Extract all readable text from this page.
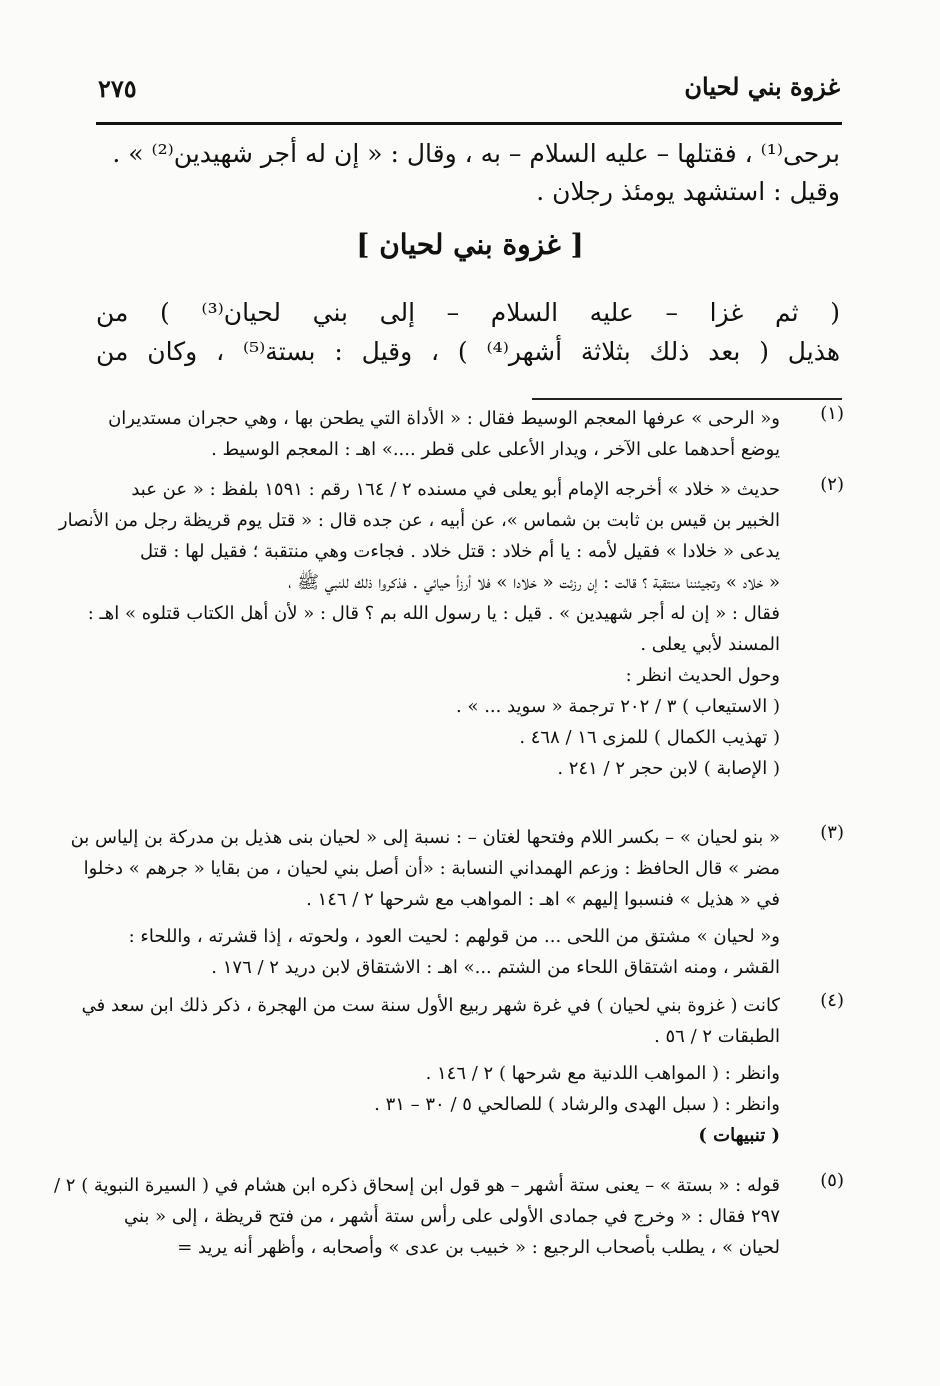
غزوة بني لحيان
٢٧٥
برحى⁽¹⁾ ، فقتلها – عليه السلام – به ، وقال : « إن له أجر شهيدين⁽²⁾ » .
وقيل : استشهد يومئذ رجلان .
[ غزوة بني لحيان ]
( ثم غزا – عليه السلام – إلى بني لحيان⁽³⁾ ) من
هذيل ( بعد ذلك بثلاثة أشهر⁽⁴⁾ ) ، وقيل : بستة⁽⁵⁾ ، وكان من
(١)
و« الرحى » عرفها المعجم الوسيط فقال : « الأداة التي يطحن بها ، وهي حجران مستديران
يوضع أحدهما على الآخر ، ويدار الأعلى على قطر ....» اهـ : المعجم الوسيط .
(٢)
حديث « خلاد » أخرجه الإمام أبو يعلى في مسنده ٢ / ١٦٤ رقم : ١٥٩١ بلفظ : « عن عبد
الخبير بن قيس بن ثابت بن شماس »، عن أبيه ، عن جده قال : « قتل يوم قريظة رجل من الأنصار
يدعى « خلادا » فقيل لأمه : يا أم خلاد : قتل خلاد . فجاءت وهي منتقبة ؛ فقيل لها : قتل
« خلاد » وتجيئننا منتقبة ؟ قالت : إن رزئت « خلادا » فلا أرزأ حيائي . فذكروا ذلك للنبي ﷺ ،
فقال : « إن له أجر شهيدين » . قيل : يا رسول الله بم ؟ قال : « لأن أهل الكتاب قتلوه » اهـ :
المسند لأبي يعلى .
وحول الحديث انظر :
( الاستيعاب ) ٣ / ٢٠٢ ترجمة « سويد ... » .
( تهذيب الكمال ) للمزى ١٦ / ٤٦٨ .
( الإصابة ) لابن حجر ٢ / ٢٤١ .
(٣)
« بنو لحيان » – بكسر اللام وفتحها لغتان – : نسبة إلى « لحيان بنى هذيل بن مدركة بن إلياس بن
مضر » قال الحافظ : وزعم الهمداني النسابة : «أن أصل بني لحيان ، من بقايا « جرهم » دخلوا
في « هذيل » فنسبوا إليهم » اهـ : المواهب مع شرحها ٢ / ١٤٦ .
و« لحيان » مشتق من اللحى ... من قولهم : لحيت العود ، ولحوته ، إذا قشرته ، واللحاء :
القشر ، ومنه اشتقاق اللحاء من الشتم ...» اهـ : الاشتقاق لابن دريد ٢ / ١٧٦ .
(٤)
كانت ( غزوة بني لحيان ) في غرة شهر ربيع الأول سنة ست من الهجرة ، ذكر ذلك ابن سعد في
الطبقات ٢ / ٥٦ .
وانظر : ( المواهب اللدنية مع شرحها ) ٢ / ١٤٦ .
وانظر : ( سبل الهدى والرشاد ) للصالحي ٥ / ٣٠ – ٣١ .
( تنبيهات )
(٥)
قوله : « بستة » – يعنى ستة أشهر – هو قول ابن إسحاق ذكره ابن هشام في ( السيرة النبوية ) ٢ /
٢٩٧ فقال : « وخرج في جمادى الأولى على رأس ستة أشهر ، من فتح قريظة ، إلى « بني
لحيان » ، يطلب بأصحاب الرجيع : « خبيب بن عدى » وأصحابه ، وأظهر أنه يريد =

★ ★ ★ ★

Objective> Return to the listing above and set it down exactly, leaving out its pictures.

The output>
Extract all readable text from this page.
غزوة بني لحيان
٢٧٥
برحى⁽¹⁾ ، فقتلها – عليه السلام – به ، وقال : « إن له أجر شهيدين⁽²⁾ » .
وقيل : استشهد يومئذ رجلان .
[ غزوة بني لحيان ]
( ثم غزا – عليه السلام – إلى بني لحيان⁽³⁾ ) من
هذيل ( بعد ذلك بثلاثة أشهر⁽⁴⁾ ) ، وقيل : بستة⁽⁵⁾ ، وكان من
(١)
و« الرحى » عرفها المعجم الوسيط فقال : « الأداة التي يطحن بها ، وهي حجران مستديران
يوضع أحدهما على الآخر ، ويدار الأعلى على قطر ....» اهـ : المعجم الوسيط .
(٢)
حديث « خلاد » أخرجه الإمام أبو يعلى في مسنده ٢ / ١٦٤ رقم : ١٥٩١ بلفظ : « عن عبد
الخبير بن قيس بن ثابت بن شماس »، عن أبيه ، عن جده قال : « قتل يوم قريظة رجل من الأنصار
يدعى « خلادا » فقيل لأمه : يا أم خلاد : قتل خلاد . فجاءت وهي منتقبة ؛ فقيل لها : قتل
« خلاد » وتجيئننا منتقبة ؟ قالت : إن رزئت « خلادا » فلا أرزأ حيائي . فذكروا ذلك للنبي ﷺ ،
فقال : « إن له أجر شهيدين » . قيل : يا رسول الله بم ؟ قال : « لأن أهل الكتاب قتلوه » اهـ :
المسند لأبي يعلى .
وحول الحديث انظر :
( الاستيعاب ) ٣ / ٢٠٢ ترجمة « سويد ... » .
( تهذيب الكمال ) للمزى ١٦ / ٤٦٨ .
( الإصابة ) لابن حجر ٢ / ٢٤١ .
(٣)
« بنو لحيان » – بكسر اللام وفتحها لغتان – : نسبة إلى « لحيان بنى هذيل بن مدركة بن إلياس بن
مضر » قال الحافظ : وزعم الهمداني النسابة : «أن أصل بني لحيان ، من بقايا « جرهم » دخلوا
في « هذيل » فنسبوا إليهم » اهـ : المواهب مع شرحها ٢ / ١٤٦ .
و« لحيان » مشتق من اللحى ... من قولهم : لحيت العود ، ولحوته ، إذا قشرته ، واللحاء :
القشر ، ومنه اشتقاق اللحاء من الشتم ...» اهـ : الاشتقاق لابن دريد ٢ / ١٧٦ .
(٤)
كانت ( غزوة بني لحيان ) في غرة شهر ربيع الأول سنة ست من الهجرة ، ذكر ذلك ابن سعد في
الطبقات ٢ / ٥٦ .
وانظر : ( المواهب اللدنية مع شرحها ) ٢ / ١٤٦ .
وانظر : ( سبل الهدى والرشاد ) للصالحي ٥ / ٣٠ – ٣١ .
( تنبيهات )
(٥)
قوله : « بستة » – يعنى ستة أشهر – هو قول ابن إسحاق ذكره ابن هشام في ( السيرة النبوية ) ٢ /
٢٩٧ فقال : « وخرج في جمادى الأولى على رأس ستة أشهر ، من فتح قريظة ، إلى « بني
لحيان » ، يطلب بأصحاب الرجيع : « خبيب بن عدى » وأصحابه ، وأظهر أنه يريد =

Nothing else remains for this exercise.